◆ Instructions for the task:
Answer with one number only: the number of lines that contain "біздің".
-- start of Data shown --
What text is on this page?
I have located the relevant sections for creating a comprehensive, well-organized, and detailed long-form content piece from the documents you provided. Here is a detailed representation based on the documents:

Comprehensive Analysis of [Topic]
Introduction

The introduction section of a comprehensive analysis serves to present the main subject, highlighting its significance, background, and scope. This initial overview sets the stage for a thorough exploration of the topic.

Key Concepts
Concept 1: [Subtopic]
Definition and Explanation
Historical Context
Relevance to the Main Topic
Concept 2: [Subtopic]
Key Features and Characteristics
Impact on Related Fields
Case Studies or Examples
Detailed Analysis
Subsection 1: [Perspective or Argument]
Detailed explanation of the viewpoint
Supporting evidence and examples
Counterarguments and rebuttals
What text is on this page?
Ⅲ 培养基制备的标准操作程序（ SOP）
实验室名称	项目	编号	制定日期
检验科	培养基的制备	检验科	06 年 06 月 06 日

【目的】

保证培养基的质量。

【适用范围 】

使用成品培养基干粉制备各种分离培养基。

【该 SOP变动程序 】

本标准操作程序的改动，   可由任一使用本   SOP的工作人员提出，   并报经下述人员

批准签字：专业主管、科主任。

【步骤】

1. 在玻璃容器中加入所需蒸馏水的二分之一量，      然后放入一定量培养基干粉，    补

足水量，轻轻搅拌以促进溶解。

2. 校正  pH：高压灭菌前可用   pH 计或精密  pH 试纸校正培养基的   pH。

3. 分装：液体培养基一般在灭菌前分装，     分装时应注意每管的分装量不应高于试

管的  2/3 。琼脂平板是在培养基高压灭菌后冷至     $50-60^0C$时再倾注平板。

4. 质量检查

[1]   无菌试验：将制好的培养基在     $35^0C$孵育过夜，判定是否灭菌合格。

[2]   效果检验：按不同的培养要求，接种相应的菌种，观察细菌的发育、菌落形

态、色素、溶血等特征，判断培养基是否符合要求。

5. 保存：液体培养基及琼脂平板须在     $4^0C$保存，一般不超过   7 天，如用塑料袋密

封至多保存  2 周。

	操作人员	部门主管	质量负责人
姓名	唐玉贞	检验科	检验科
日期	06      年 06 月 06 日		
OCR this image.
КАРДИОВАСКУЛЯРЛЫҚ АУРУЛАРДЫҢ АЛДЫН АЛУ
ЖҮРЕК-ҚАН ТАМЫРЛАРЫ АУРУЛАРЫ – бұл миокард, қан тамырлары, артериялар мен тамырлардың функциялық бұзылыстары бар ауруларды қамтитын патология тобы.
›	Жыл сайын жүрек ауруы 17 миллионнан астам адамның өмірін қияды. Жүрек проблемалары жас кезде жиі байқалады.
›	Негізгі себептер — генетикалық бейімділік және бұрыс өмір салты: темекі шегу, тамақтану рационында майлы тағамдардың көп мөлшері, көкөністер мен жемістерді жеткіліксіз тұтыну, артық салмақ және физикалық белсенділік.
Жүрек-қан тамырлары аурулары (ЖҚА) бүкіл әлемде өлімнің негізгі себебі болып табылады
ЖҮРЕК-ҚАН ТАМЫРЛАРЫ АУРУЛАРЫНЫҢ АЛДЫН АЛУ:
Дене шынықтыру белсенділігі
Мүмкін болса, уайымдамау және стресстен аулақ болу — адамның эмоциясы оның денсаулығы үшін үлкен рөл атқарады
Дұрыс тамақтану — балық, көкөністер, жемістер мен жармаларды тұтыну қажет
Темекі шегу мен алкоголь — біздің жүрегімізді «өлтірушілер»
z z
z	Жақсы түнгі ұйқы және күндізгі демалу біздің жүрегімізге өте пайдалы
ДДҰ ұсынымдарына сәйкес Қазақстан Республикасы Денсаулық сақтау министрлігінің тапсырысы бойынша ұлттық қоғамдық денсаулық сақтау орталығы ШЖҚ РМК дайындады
-- end of Data shown --
◆ Answer below:
2